-- Given data start --

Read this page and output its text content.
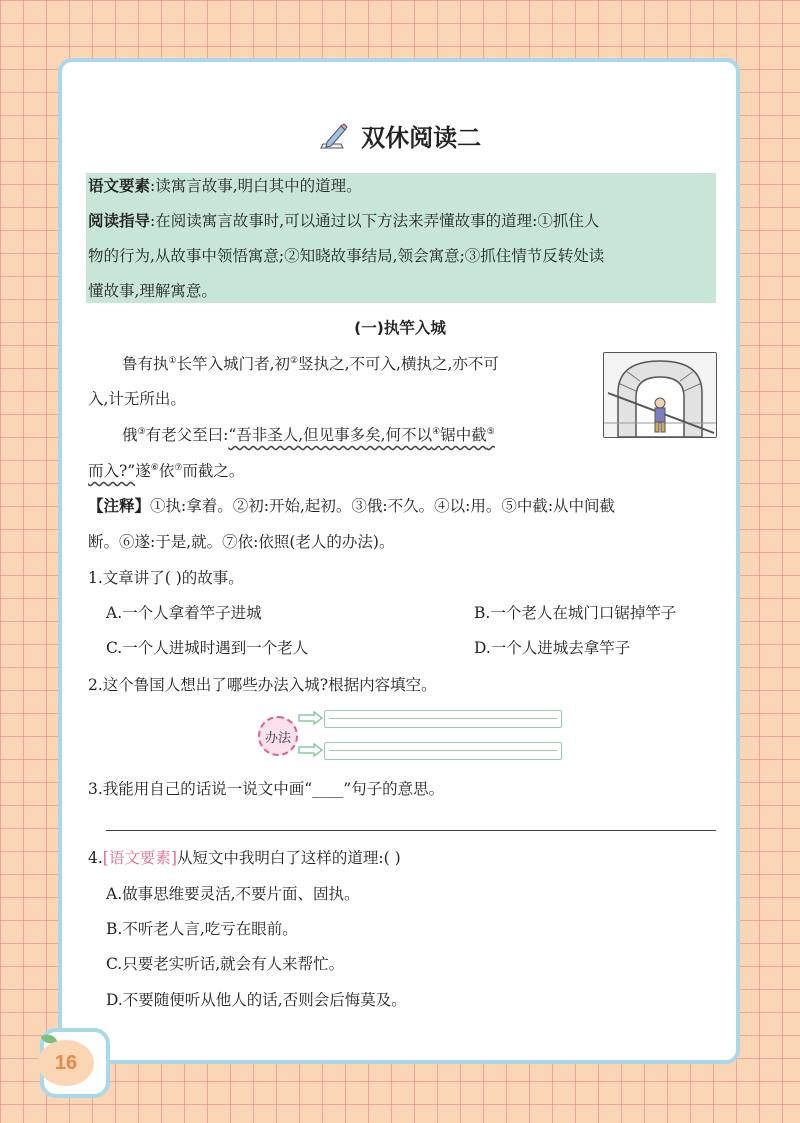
16
双休阅读二
语文要素:读寓言故事,明白其中的道理。
阅读指导:在阅读寓言故事时,可以通过以下方法来弄懂故事的道理:①抓住人
物的行为,从故事中领悟寓意;②知晓故事结局,领会寓意;③抓住情节反转处读
懂故事,理解寓意。
(一)执竿入城
鲁有执①长竿入城门者,初②竖执之,不可入,横执之,亦不可
入,计无所出。
俄③有老父至曰:“吾非圣人,但见事多矣,何不以④锯中截⑤
而入?”遂⑥依⑦而截之。
【注释】①执:拿着。②初:开始,起初。③俄:不久。④以:用。⑤中截:从中间截
断。⑥遂:于是,就。⑦依:依照(老人的办法)。
1.文章讲了( )的故事。
A.一个人拿着竿子进城	B.一个老人在城门口锯掉竿子
C.一个人进城时遇到一个老人	D.一个人进城去拿竿子
2.这个鲁国人想出了哪些办法入城?根据内容填空。
办法
3.我能用自己的话说一说文中画“____”句子的意思。
4.[语文要素]从短文中我明白了这样的道理:( )
A.做事思维要灵活,不要片面、固执。
B.不听老人言,吃亏在眼前。
C.只要老实听话,就会有人来帮忙。
D.不要随便听从他人的话,否则会后悔莫及。
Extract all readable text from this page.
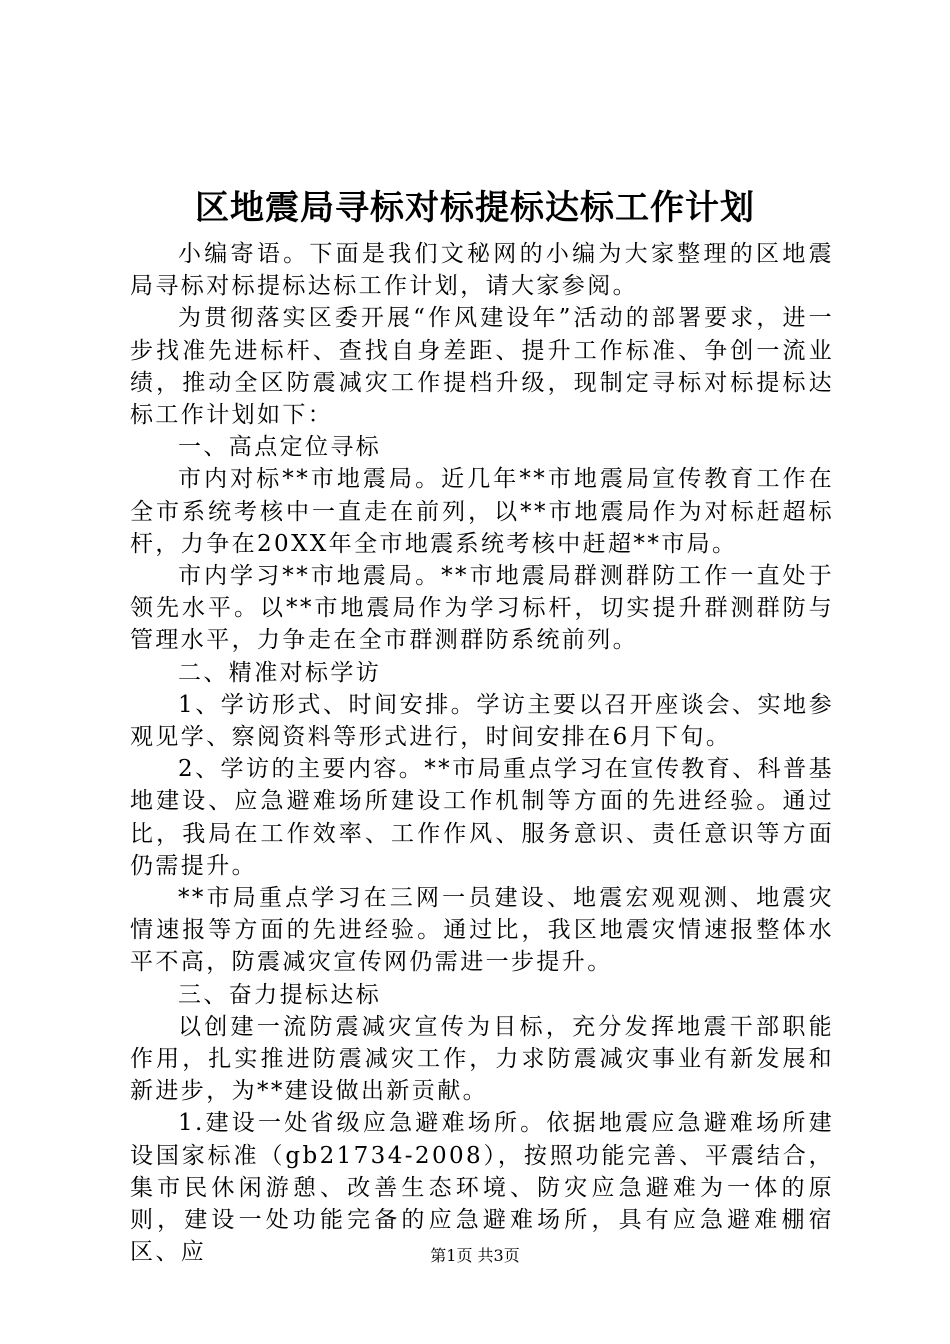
区地震局寻标对标提标达标工作计划

小编寄语。下面是我们文秘网的小编为大家整理的区地震局寻标对标提标达标工作计划，请大家参阅。

为贯彻落实区委开展“作风建设年”活动的部署要求，进一步找准先进标杆、查找自身差距、提升工作标准、争创一流业绩，推动全区防震减灾工作提档升级，现制定寻标对标提标达标工作计划如下：

一、高点定位寻标

市内对标**市地震局。近几年**市地震局宣传教育工作在全市系统考核中一直走在前列，以**市地震局作为对标赶超标杆，力争在20XX年全市地震系统考核中赶超**市局。

市内学习**市地震局。**市地震局群测群防工作一直处于领先水平。以**市地震局作为学习标杆，切实提升群测群防与管理水平，力争走在全市群测群防系统前列。

二、精准对标学访

1、学访形式、时间安排。学访主要以召开座谈会、实地参观见学、察阅资料等形式进行，时间安排在6月下旬。

2、学访的主要内容。**市局重点学习在宣传教育、科普基地建设、应急避难场所建设工作机制等方面的先进经验。通过比，我局在工作效率、工作作风、服务意识、责任意识等方面仍需提升。

**市局重点学习在三网一员建设、地震宏观观测、地震灾情速报等方面的先进经验。通过比，我区地震灾情速报整体水平不高，防震减灾宣传网仍需进一步提升。

三、奋力提标达标

以创建一流防震减灾宣传为目标，充分发挥地震干部职能作用，扎实推进防震减灾工作，力求防震减灾事业有新发展和新进步，为**建设做出新贡献。

1.建设一处省级应急避难场所。依据地震应急避难场所建设国家标准（gb21734-2008），按照功能完善、平震结合，集市民休闲游憩、改善生态环境、防灾应急避难为一体的原则，建设一处功能完备的应急避难场所，具有应急避难棚宿区、应	第1页 共3页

-- Given data end --

- [Your task]
Search the records for the word "text", then list every line that has it.

- [Written reply]
Read this page and output its text content.
Extract all readable text from this page.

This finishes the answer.